## Set problem
Return every line below in which "доходов" appears.

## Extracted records
-- START --

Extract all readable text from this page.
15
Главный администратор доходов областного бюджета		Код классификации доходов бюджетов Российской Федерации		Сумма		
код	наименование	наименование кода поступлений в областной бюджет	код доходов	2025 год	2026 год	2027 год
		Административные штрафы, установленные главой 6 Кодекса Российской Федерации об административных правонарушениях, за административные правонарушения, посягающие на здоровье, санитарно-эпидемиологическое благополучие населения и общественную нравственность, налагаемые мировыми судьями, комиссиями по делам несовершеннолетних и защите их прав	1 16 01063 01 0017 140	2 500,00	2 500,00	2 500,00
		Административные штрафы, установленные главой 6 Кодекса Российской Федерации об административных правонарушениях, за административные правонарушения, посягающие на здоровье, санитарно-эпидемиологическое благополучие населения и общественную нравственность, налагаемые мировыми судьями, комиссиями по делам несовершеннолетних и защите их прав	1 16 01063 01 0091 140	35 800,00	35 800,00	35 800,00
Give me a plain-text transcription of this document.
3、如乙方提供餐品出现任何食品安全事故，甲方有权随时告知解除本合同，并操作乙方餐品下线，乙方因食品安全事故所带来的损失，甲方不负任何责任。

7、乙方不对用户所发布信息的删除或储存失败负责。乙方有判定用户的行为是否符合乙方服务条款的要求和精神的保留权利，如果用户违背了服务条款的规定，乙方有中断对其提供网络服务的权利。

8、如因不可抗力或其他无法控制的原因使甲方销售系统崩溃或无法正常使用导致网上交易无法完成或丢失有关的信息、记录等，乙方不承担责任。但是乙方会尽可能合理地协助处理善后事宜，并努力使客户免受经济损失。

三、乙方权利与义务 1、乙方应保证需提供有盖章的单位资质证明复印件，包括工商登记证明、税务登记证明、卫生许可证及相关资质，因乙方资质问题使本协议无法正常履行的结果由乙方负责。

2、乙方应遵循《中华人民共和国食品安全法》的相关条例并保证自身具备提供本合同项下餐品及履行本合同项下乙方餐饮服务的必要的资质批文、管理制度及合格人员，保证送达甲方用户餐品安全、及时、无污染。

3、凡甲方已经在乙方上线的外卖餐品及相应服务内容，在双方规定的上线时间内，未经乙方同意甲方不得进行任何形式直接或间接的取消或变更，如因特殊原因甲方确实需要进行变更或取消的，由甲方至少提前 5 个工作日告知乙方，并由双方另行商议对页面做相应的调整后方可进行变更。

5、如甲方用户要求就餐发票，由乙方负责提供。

-- END --

## Solved problem
Главный администратор доходов областного бюджета		Код классификации доходов бюджетов Российской Федерации		Сумма		
код	наименование	наименование кода поступлений в областной бюджет	код доходов	2025 год	2026 год	2027 год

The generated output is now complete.